◆ Task objective: What follows is a listing; give it again exactly, in its entirety.

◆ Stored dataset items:
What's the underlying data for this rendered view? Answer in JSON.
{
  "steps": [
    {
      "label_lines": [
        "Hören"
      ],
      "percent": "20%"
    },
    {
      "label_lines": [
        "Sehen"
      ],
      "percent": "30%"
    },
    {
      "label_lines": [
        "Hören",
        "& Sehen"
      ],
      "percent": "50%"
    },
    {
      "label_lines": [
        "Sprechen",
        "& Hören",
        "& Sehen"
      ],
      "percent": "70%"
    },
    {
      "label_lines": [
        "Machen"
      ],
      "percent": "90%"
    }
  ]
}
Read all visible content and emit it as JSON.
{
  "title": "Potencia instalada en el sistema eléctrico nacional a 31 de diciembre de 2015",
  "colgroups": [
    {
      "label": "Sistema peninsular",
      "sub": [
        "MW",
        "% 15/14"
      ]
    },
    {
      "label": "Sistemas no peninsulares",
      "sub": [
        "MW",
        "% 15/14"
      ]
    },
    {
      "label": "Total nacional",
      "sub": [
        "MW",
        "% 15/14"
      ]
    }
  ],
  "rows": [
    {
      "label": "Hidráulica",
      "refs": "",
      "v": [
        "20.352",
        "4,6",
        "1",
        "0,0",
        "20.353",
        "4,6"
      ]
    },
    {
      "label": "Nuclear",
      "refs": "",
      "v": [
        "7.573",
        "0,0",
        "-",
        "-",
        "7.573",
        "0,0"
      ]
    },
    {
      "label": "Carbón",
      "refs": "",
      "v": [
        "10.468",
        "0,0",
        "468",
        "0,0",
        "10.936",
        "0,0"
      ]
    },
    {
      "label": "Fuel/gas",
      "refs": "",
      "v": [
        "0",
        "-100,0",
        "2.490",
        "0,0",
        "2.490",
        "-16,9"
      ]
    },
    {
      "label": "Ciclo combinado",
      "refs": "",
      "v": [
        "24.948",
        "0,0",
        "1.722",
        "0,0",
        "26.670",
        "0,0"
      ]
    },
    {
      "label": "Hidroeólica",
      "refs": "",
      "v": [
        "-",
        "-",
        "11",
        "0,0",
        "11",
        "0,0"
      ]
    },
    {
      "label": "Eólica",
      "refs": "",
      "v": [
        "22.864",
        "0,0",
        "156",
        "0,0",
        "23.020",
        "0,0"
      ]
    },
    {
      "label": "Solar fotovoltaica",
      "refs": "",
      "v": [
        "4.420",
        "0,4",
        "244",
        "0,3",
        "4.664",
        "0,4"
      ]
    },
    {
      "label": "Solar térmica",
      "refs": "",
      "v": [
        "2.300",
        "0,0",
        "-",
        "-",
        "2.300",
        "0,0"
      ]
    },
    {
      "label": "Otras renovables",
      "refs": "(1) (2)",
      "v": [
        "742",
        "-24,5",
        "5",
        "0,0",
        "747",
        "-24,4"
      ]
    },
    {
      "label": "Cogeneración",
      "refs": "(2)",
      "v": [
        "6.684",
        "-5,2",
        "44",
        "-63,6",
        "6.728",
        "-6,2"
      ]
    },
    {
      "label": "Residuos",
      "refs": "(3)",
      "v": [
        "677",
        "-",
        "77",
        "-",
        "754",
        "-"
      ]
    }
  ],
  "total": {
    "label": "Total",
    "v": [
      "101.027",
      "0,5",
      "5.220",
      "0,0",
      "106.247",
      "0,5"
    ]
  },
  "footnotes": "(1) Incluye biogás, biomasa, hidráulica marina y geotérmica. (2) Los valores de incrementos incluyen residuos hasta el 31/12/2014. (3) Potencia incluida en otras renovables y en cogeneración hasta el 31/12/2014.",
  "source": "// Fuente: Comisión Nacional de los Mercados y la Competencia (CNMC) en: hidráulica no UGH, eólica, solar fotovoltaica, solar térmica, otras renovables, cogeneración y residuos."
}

◆ Solution below:
What's the underlying data for this rendered view? Answer in JSON.
{
  "steps": [
    {
      "label_lines": [
        "Hören"
      ],
      "percent": "20%"
    },
    {
      "label_lines": [
        "Sehen"
      ],
      "percent": "30%"
    },
    {
      "label_lines": [
        "Hören",
        "& Sehen"
      ],
      "percent": "50%"
    },
    {
      "label_lines": [
        "Sprechen",
        "& Hören",
        "& Sehen"
      ],
      "percent": "70%"
    },
    {
      "label_lines": [
        "Machen"
      ],
      "percent": "90%"
    }
  ]
}
Read all visible content and emit it as JSON.
{
  "title": "Potencia instalada en el sistema eléctrico nacional a 31 de diciembre de 2015",
  "colgroups": [
    {
      "label": "Sistema peninsular",
      "sub": [
        "MW",
        "% 15/14"
      ]
    },
    {
      "label": "Sistemas no peninsulares",
      "sub": [
        "MW",
        "% 15/14"
      ]
    },
    {
      "label": "Total nacional",
      "sub": [
        "MW",
        "% 15/14"
      ]
    }
  ],
  "rows": [
    {
      "label": "Hidráulica",
      "refs": "",
      "v": [
        "20.352",
        "4,6",
        "1",
        "0,0",
        "20.353",
        "4,6"
      ]
    },
    {
      "label": "Nuclear",
      "refs": "",
      "v": [
        "7.573",
        "0,0",
        "-",
        "-",
        "7.573",
        "0,0"
      ]
    },
    {
      "label": "Carbón",
      "refs": "",
      "v": [
        "10.468",
        "0,0",
        "468",
        "0,0",
        "10.936",
        "0,0"
      ]
    },
    {
      "label": "Fuel/gas",
      "refs": "",
      "v": [
        "0",
        "-100,0",
        "2.490",
        "0,0",
        "2.490",
        "-16,9"
      ]
    },
    {
      "label": "Ciclo combinado",
      "refs": "",
      "v": [
        "24.948",
        "0,0",
        "1.722",
        "0,0",
        "26.670",
        "0,0"
      ]
    },
    {
      "label": "Hidroeólica",
      "refs": "",
      "v": [
        "-",
        "-",
        "11",
        "0,0",
        "11",
        "0,0"
      ]
    },
    {
      "label": "Eólica",
      "refs": "",
      "v": [
        "22.864",
        "0,0",
        "156",
        "0,0",
        "23.020",
        "0,0"
      ]
    },
    {
      "label": "Solar fotovoltaica",
      "refs": "",
      "v": [
        "4.420",
        "0,4",
        "244",
        "0,3",
        "4.664",
        "0,4"
      ]
    },
    {
      "label": "Solar térmica",
      "refs": "",
      "v": [
        "2.300",
        "0,0",
        "-",
        "-",
        "2.300",
        "0,0"
      ]
    },
    {
      "label": "Otras renovables",
      "refs": "(1) (2)",
      "v": [
        "742",
        "-24,5",
        "5",
        "0,0",
        "747",
        "-24,4"
      ]
    },
    {
      "label": "Cogeneración",
      "refs": "(2)",
      "v": [
        "6.684",
        "-5,2",
        "44",
        "-63,6",
        "6.728",
        "-6,2"
      ]
    },
    {
      "label": "Residuos",
      "refs": "(3)",
      "v": [
        "677",
        "-",
        "77",
        "-",
        "754",
        "-"
      ]
    }
  ],
  "total": {
    "label": "Total",
    "v": [
      "101.027",
      "0,5",
      "5.220",
      "0,0",
      "106.247",
      "0,5"
    ]
  },
  "footnotes": "(1) Incluye biogás, biomasa, hidráulica marina y geotérmica. (2) Los valores de incrementos incluyen residuos hasta el 31/12/2014. (3) Potencia incluida en otras renovables y en cogeneración hasta el 31/12/2014.",
  "source": "// Fuente: Comisión Nacional de los Mercados y la Competencia (CNMC) en: hidráulica no UGH, eólica, solar fotovoltaica, solar térmica, otras renovables, cogeneración y residuos."
}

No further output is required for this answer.